Can you set down, word for word, the part of the passage on renting versus owning between "Default Investor Landlord" and "not usually true.", inclusive?

• _Passage given_

* * * * * * * * *

Default Investor Landlord


Right here, we're already starting to see the savings but there's more to it. Now, this is where things get interesting. In most cases, if you're in a certain price point and that usually is a nicer home in a nicer area, either medium to medium upper, nicer parts, typically this is lower total cost than owning. So often I hear the lament, "Well no Phil, because the landlord passes on the expense to the tenant so the rental rate is higher to cover those expenses." I have discovered that's not usually true.

Now, certain areas are different but in a lot of situations, the landlords that you are renting from, if you're at a decent home in a decent area, they're not a professional investor. They're an investor by default. Maybe they moved out of that home to buy a new home and they couldn't sell it or they were too greedy to drop the price low enough, so they rented just because they have no other option. Maybe they inherited the property and they're leasing it out.

I have found, again working with friends, family, other clients over all these years, so often I have found that the rental rate here would be 1,200 but when I look at the value of the property as well as the cost of taxes, insurance, HOA, this thing ends up having a monthly payment of say like 1,400 when it's all said and done. I know that that may sound counterintuitive but so often, I see where the landlord either A, is losing a little bit of money each month or B, they have a low enough loan so that they're monthly payment may only end up being say 1,100, I'll put a 1 there. It's only 1,100 because they have a low mortgage but if you came in and bought it, you'd have to come in and probably you may not have a humongous downpayment so therefore, your payment would be higher. Does that make sense? I hope I didn't totally confuse you there.


Low Down Payment


You do have to have a first month's rent, maybe first and last month's rent. Here, you're going to have a significant downpayment and even in today's world of creative loans, there's always at least a 5, a 10%, sometimes with FHA, it's 3 and a half percent but still that can be a substantial amount of money depending on the size of the property. This typically has a lower amount down and so not only you're saving money without having to put the money as downpayment but your total cost usually ends up being lower on a monthly basis, almost always. It's pretty wild. Again, some situations are a little bit different where it's a higher cost to rent than it is your total cost to own. You can run that math on your own. That's just one of the spots, too. You got to keep the fix up and variable cost in mind as well as you start to look at that, as well as the significant downpayment.


No Commitments


Now, you may be saying, "Wait a minute, you're signing a lease. You have a 1 year commitment." True, but I have been a landlord for a very long time and if a tenant moves out of a property, they're gone, it's very hard to sue them to get the rest of the rent money. Now on commercial real estate, you can do that. In residential, they move out of the property, they're out and that landlord can try to sue them for the money that's lost because they just bailed prior to the end of the lease, but it's hard to get that money.

* * * * * * * * *

• _Data extract_
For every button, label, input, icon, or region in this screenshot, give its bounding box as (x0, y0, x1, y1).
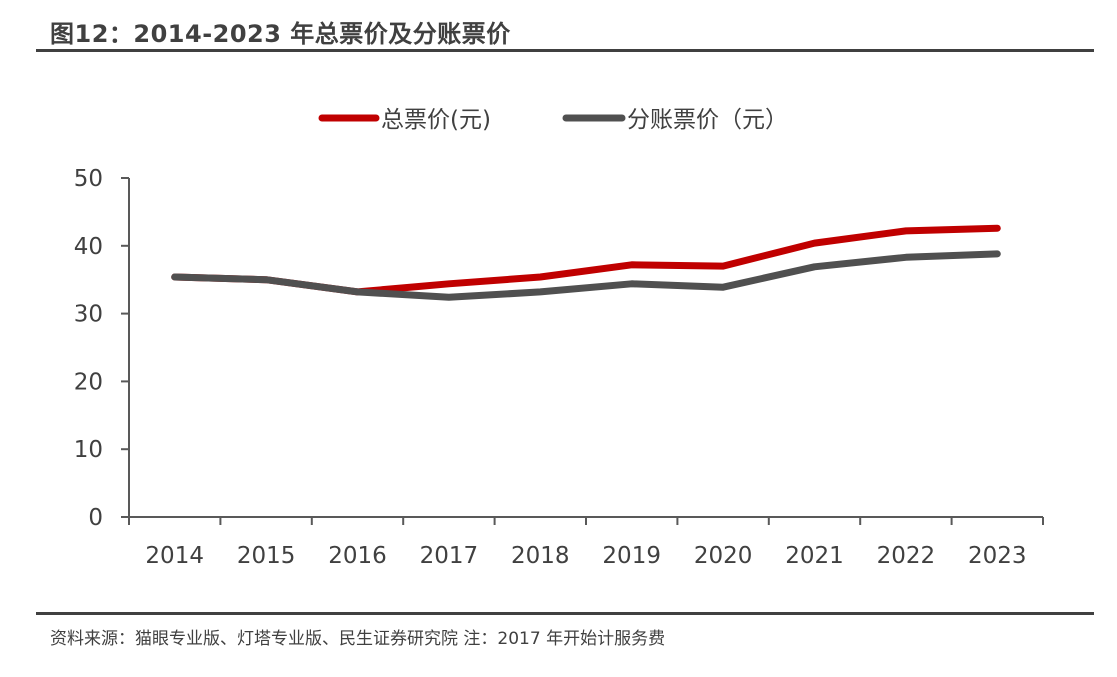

* * * * * * * * *

• _Solution for this task_
Default Investor Landlord


Right here, we're already starting to see the savings but there's more to it. Now, this is where things get interesting. In most cases, if you're in a certain price point and that usually is a nicer home in a nicer area, either medium to medium upper, nicer parts, typically this is lower total cost than owning. So often I hear the lament, "Well no Phil, because the landlord passes on the expense to the tenant so the rental rate is higher to cover those expenses." I have discovered that's not usually true.